Required work =
Print every line of the listing exactly, please.
====== Data rows ======
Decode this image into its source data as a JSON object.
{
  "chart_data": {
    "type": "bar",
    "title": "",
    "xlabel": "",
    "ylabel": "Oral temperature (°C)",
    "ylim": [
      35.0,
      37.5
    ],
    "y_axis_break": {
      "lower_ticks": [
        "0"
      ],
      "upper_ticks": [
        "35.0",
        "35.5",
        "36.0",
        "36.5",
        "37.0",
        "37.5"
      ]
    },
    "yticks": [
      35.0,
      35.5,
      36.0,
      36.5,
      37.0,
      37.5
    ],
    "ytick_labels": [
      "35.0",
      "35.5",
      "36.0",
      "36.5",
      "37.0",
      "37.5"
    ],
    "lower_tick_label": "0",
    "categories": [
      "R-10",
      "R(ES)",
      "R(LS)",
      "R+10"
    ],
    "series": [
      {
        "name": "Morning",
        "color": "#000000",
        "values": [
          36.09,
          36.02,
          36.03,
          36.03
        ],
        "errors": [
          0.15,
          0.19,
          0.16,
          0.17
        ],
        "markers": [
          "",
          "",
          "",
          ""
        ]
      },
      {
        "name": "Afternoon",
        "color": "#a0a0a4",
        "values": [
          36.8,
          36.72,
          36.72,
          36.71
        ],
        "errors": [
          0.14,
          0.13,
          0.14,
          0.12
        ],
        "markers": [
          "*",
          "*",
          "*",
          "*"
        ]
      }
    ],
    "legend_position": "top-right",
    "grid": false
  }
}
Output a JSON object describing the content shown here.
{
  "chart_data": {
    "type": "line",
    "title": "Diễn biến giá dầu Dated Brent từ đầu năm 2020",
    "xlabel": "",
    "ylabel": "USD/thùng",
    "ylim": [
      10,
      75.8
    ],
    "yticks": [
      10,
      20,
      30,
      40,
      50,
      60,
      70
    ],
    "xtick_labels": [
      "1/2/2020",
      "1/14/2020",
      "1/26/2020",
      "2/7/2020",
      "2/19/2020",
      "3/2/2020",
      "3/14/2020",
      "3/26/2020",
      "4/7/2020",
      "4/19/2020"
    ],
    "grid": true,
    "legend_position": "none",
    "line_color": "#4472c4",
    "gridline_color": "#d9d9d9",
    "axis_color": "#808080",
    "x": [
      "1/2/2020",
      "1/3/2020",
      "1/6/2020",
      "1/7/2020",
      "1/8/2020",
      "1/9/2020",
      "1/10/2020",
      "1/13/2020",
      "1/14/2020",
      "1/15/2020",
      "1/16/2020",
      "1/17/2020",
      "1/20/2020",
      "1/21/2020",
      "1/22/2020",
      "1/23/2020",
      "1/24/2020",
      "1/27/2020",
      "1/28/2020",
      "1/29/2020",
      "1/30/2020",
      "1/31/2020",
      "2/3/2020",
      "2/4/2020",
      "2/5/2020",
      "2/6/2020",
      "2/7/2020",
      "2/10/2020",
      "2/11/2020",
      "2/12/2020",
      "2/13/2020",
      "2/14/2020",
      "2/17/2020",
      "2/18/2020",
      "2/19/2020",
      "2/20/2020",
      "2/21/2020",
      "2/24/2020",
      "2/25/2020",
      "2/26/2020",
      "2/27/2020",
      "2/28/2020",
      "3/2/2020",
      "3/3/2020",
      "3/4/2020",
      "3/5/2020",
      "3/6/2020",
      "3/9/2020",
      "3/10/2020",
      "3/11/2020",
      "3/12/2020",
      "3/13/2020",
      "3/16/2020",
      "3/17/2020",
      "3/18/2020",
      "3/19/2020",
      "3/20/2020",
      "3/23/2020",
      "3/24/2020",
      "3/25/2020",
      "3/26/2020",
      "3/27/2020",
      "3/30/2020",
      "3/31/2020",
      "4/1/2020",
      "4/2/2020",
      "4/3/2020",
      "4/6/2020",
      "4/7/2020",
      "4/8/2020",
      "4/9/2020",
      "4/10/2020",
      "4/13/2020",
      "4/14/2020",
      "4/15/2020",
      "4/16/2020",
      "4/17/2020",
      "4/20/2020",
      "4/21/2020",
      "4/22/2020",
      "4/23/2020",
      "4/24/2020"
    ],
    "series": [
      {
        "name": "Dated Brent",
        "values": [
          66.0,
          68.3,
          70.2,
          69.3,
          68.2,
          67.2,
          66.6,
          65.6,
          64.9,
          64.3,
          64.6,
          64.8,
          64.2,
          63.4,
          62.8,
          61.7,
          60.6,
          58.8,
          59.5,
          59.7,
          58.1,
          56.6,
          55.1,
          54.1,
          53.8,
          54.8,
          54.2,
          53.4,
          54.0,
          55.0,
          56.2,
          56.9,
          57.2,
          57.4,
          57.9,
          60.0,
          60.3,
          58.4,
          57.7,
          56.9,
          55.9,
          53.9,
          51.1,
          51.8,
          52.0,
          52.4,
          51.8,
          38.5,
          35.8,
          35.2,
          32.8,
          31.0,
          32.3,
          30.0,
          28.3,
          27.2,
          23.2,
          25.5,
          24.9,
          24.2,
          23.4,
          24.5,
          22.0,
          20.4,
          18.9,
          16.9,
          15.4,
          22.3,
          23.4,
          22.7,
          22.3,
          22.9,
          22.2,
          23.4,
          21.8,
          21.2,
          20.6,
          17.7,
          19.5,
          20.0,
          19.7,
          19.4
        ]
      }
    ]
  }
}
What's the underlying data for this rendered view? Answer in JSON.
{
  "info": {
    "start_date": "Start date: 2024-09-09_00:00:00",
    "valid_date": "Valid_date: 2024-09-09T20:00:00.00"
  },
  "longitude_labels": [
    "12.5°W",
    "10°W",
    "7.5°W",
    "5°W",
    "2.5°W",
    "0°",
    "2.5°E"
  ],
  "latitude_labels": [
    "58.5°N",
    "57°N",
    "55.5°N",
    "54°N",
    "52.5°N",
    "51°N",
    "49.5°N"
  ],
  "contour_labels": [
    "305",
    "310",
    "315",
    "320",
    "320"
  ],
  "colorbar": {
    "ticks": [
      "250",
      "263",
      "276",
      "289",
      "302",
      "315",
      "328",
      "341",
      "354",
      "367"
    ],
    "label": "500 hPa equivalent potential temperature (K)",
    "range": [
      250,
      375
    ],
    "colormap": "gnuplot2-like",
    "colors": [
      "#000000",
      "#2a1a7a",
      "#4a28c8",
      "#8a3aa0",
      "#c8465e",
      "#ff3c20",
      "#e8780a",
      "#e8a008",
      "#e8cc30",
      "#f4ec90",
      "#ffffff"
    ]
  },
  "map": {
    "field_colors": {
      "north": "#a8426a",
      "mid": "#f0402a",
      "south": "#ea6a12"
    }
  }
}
======
Answer to the task =
Decode this image into its source data as a JSON object.
{
  "chart_data": {
    "type": "bar",
    "title": "",
    "xlabel": "",
    "ylabel": "Oral temperature (°C)",
    "ylim": [
      35.0,
      37.5
    ],
    "y_axis_break": {
      "lower_ticks": [
        "0"
      ],
      "upper_ticks": [
        "35.0",
        "35.5",
        "36.0",
        "36.5",
        "37.0",
        "37.5"
      ]
    },
    "yticks": [
      35.0,
      35.5,
      36.0,
      36.5,
      37.0,
      37.5
    ],
    "ytick_labels": [
      "35.0",
      "35.5",
      "36.0",
      "36.5",
      "37.0",
      "37.5"
    ],
    "lower_tick_label": "0",
    "categories": [
      "R-10",
      "R(ES)",
      "R(LS)",
      "R+10"
    ],
    "series": [
      {
        "name": "Morning",
        "color": "#000000",
        "values": [
          36.09,
          36.02,
          36.03,
          36.03
        ],
        "errors": [
          0.15,
          0.19,
          0.16,
          0.17
        ],
        "markers": [
          "",
          "",
          "",
          ""
        ]
      },
      {
        "name": "Afternoon",
        "color": "#a0a0a4",
        "values": [
          36.8,
          36.72,
          36.72,
          36.71
        ],
        "errors": [
          0.14,
          0.13,
          0.14,
          0.12
        ],
        "markers": [
          "*",
          "*",
          "*",
          "*"
        ]
      }
    ],
    "legend_position": "top-right",
    "grid": false
  }
}
Output a JSON object describing the content shown here.
{
  "chart_data": {
    "type": "line",
    "title": "Diễn biến giá dầu Dated Brent từ đầu năm 2020",
    "xlabel": "",
    "ylabel": "USD/thùng",
    "ylim": [
      10,
      75.8
    ],
    "yticks": [
      10,
      20,
      30,
      40,
      50,
      60,
      70
    ],
    "xtick_labels": [
      "1/2/2020",
      "1/14/2020",
      "1/26/2020",
      "2/7/2020",
      "2/19/2020",
      "3/2/2020",
      "3/14/2020",
      "3/26/2020",
      "4/7/2020",
      "4/19/2020"
    ],
    "grid": true,
    "legend_position": "none",
    "line_color": "#4472c4",
    "gridline_color": "#d9d9d9",
    "axis_color": "#808080",
    "x": [
      "1/2/2020",
      "1/3/2020",
      "1/6/2020",
      "1/7/2020",
      "1/8/2020",
      "1/9/2020",
      "1/10/2020",
      "1/13/2020",
      "1/14/2020",
      "1/15/2020",
      "1/16/2020",
      "1/17/2020",
      "1/20/2020",
      "1/21/2020",
      "1/22/2020",
      "1/23/2020",
      "1/24/2020",
      "1/27/2020",
      "1/28/2020",
      "1/29/2020",
      "1/30/2020",
      "1/31/2020",
      "2/3/2020",
      "2/4/2020",
      "2/5/2020",
      "2/6/2020",
      "2/7/2020",
      "2/10/2020",
      "2/11/2020",
      "2/12/2020",
      "2/13/2020",
      "2/14/2020",
      "2/17/2020",
      "2/18/2020",
      "2/19/2020",
      "2/20/2020",
      "2/21/2020",
      "2/24/2020",
      "2/25/2020",
      "2/26/2020",
      "2/27/2020",
      "2/28/2020",
      "3/2/2020",
      "3/3/2020",
      "3/4/2020",
      "3/5/2020",
      "3/6/2020",
      "3/9/2020",
      "3/10/2020",
      "3/11/2020",
      "3/12/2020",
      "3/13/2020",
      "3/16/2020",
      "3/17/2020",
      "3/18/2020",
      "3/19/2020",
      "3/20/2020",
      "3/23/2020",
      "3/24/2020",
      "3/25/2020",
      "3/26/2020",
      "3/27/2020",
      "3/30/2020",
      "3/31/2020",
      "4/1/2020",
      "4/2/2020",
      "4/3/2020",
      "4/6/2020",
      "4/7/2020",
      "4/8/2020",
      "4/9/2020",
      "4/10/2020",
      "4/13/2020",
      "4/14/2020",
      "4/15/2020",
      "4/16/2020",
      "4/17/2020",
      "4/20/2020",
      "4/21/2020",
      "4/22/2020",
      "4/23/2020",
      "4/24/2020"
    ],
    "series": [
      {
        "name": "Dated Brent",
        "values": [
          66.0,
          68.3,
          70.2,
          69.3,
          68.2,
          67.2,
          66.6,
          65.6,
          64.9,
          64.3,
          64.6,
          64.8,
          64.2,
          63.4,
          62.8,
          61.7,
          60.6,
          58.8,
          59.5,
          59.7,
          58.1,
          56.6,
          55.1,
          54.1,
          53.8,
          54.8,
          54.2,
          53.4,
          54.0,
          55.0,
          56.2,
          56.9,
          57.2,
          57.4,
          57.9,
          60.0,
          60.3,
          58.4,
          57.7,
          56.9,
          55.9,
          53.9,
          51.1,
          51.8,
          52.0,
          52.4,
          51.8,
          38.5,
          35.8,
          35.2,
          32.8,
          31.0,
          32.3,
          30.0,
          28.3,
          27.2,
          23.2,
          25.5,
          24.9,
          24.2,
          23.4,
          24.5,
          22.0,
          20.4,
          18.9,
          16.9,
          15.4,
          22.3,
          23.4,
          22.7,
          22.3,
          22.9,
          22.2,
          23.4,
          21.8,
          21.2,
          20.6,
          17.7,
          19.5,
          20.0,
          19.7,
          19.4
        ]
      }
    ]
  }
}
What's the underlying data for this rendered view? Answer in JSON.
{
  "info": {
    "start_date": "Start date: 2024-09-09_00:00:00",
    "valid_date": "Valid_date: 2024-09-09T20:00:00.00"
  },
  "longitude_labels": [
    "12.5°W",
    "10°W",
    "7.5°W",
    "5°W",
    "2.5°W",
    "0°",
    "2.5°E"
  ],
  "latitude_labels": [
    "58.5°N",
    "57°N",
    "55.5°N",
    "54°N",
    "52.5°N",
    "51°N",
    "49.5°N"
  ],
  "contour_labels": [
    "305",
    "310",
    "315",
    "320",
    "320"
  ],
  "colorbar": {
    "ticks": [
      "250",
      "263",
      "276",
      "289",
      "302",
      "315",
      "328",
      "341",
      "354",
      "367"
    ],
    "label": "500 hPa equivalent potential temperature (K)",
    "range": [
      250,
      375
    ],
    "colormap": "gnuplot2-like",
    "colors": [
      "#000000",
      "#2a1a7a",
      "#4a28c8",
      "#8a3aa0",
      "#c8465e",
      "#ff3c20",
      "#e8780a",
      "#e8a008",
      "#e8cc30",
      "#f4ec90",
      "#ffffff"
    ]
  },
  "map": {
    "field_colors": {
      "north": "#a8426a",
      "mid": "#f0402a",
      "south": "#ea6a12"
    }
  }
}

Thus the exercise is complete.